> _YOUR GOAL_
Using the listing below, copy every line that mentions "smartplac".
━━ MATERIAL PROVIDED ━━
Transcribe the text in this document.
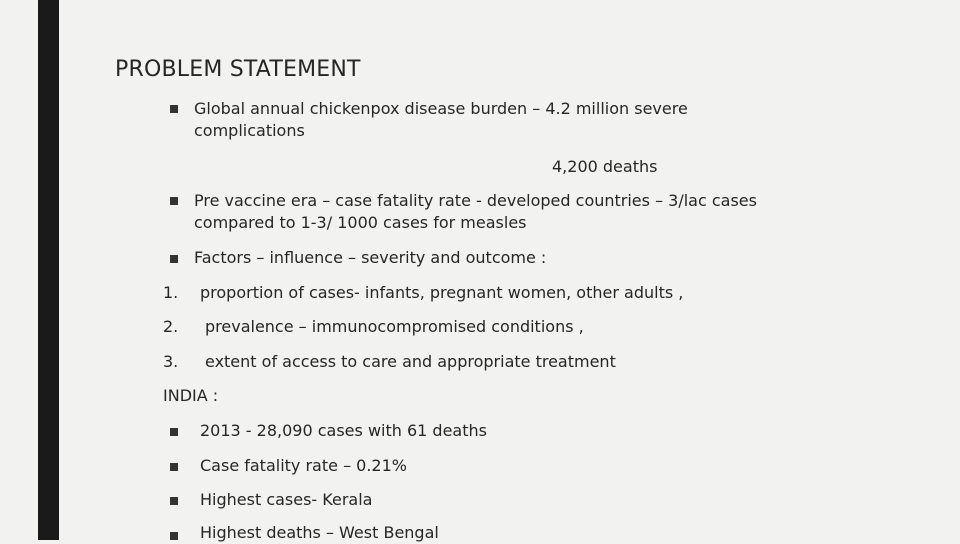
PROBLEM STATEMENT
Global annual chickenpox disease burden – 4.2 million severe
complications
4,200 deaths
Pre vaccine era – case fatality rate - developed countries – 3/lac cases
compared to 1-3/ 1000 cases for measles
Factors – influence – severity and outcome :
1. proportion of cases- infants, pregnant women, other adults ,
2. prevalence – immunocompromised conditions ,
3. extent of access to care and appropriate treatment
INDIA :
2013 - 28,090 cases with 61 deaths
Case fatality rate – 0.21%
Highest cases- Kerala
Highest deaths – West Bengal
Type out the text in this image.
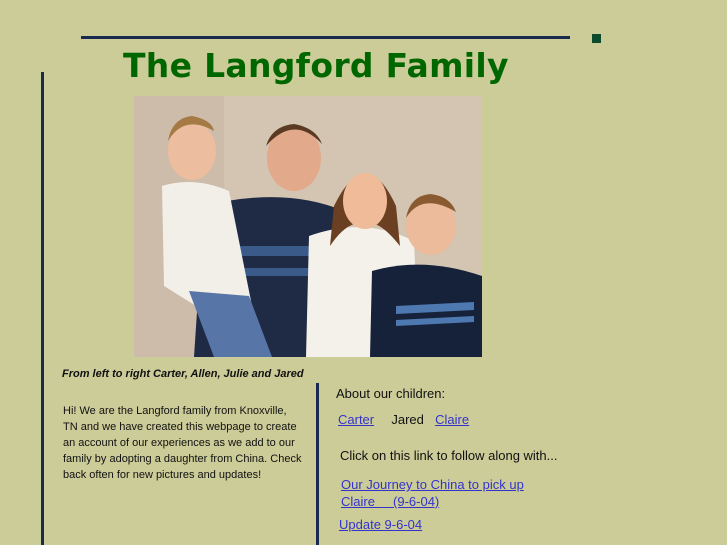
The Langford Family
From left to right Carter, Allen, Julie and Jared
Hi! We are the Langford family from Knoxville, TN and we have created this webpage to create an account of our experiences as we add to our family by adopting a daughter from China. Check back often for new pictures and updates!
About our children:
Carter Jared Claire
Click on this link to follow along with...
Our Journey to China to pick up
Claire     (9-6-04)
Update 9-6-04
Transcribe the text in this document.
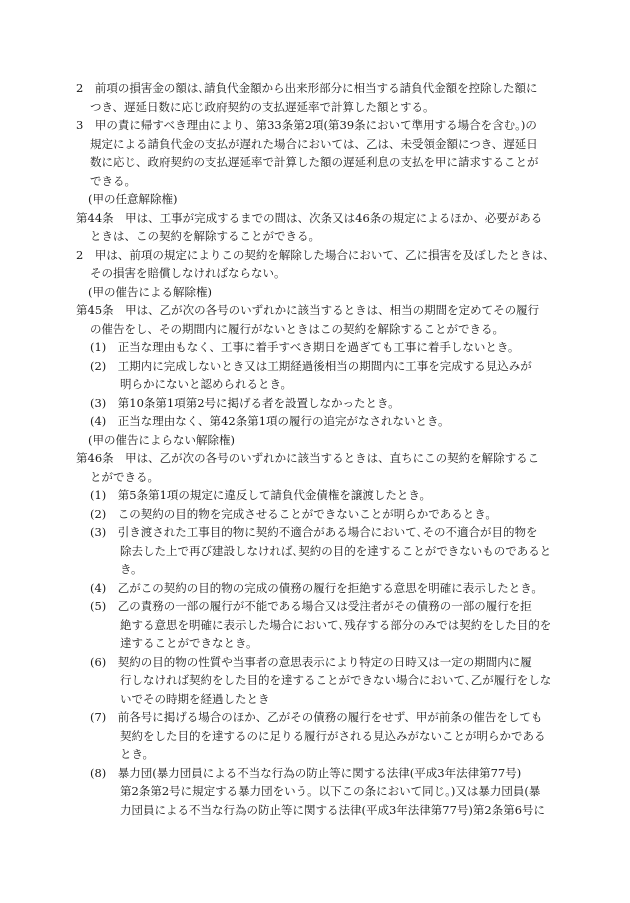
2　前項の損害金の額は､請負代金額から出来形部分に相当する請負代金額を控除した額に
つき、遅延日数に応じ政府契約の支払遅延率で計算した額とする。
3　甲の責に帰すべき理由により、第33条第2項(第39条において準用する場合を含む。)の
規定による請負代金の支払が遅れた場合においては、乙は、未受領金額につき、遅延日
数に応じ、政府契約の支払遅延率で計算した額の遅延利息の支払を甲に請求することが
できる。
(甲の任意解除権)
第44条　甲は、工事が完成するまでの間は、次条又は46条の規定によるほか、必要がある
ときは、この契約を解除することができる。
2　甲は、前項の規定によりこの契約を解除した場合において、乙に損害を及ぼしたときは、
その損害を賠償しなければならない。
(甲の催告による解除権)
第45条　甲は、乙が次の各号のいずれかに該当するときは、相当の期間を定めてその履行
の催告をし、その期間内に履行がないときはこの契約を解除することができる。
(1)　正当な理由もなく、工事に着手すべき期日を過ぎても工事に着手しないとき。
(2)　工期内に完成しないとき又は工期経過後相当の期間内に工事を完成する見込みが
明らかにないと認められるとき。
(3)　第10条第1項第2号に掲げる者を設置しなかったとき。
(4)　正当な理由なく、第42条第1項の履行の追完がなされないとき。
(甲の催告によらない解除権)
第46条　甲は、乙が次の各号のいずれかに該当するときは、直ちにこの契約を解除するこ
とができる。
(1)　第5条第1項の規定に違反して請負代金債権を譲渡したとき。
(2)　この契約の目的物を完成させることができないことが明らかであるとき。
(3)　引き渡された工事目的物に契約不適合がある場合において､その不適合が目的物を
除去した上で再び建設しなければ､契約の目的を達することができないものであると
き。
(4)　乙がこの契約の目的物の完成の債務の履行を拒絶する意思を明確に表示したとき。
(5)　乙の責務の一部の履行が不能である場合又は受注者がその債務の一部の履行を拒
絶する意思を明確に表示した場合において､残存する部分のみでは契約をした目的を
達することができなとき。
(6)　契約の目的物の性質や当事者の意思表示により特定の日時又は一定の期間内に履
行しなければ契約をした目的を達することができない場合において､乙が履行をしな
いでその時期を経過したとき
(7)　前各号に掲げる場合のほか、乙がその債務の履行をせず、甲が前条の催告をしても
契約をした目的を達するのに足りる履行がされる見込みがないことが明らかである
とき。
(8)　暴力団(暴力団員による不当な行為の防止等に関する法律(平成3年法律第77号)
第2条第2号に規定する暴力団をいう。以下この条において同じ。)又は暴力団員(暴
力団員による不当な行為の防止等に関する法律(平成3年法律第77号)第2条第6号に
━━━
━━ MATERIAL PROVIDED ━━
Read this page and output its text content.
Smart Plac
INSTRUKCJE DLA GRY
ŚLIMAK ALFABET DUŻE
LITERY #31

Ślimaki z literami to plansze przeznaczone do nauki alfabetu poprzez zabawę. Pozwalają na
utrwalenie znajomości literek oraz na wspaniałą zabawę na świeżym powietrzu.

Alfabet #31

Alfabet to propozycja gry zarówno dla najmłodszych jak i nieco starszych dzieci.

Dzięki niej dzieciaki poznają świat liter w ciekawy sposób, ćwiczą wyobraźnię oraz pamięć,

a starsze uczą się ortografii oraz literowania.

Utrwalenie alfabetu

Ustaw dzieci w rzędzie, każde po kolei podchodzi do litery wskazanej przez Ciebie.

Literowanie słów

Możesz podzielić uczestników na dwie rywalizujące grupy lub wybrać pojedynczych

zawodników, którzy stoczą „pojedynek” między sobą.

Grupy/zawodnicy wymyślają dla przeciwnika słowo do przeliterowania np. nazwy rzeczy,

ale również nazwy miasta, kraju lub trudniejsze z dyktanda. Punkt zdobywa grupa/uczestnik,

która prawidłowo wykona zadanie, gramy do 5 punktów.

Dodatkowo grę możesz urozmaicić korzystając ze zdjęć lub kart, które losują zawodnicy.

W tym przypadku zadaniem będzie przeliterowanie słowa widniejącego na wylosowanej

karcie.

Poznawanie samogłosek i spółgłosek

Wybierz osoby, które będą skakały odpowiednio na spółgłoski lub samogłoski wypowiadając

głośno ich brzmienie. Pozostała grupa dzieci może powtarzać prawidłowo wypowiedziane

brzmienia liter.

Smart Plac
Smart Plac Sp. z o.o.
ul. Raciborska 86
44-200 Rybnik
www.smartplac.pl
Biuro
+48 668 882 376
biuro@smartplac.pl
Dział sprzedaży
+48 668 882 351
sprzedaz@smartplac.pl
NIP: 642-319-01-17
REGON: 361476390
━━━
> _SOLUTION_
www.smartplac.pl
biuro@smartplac.pl
sprzedaz@smartplac.pl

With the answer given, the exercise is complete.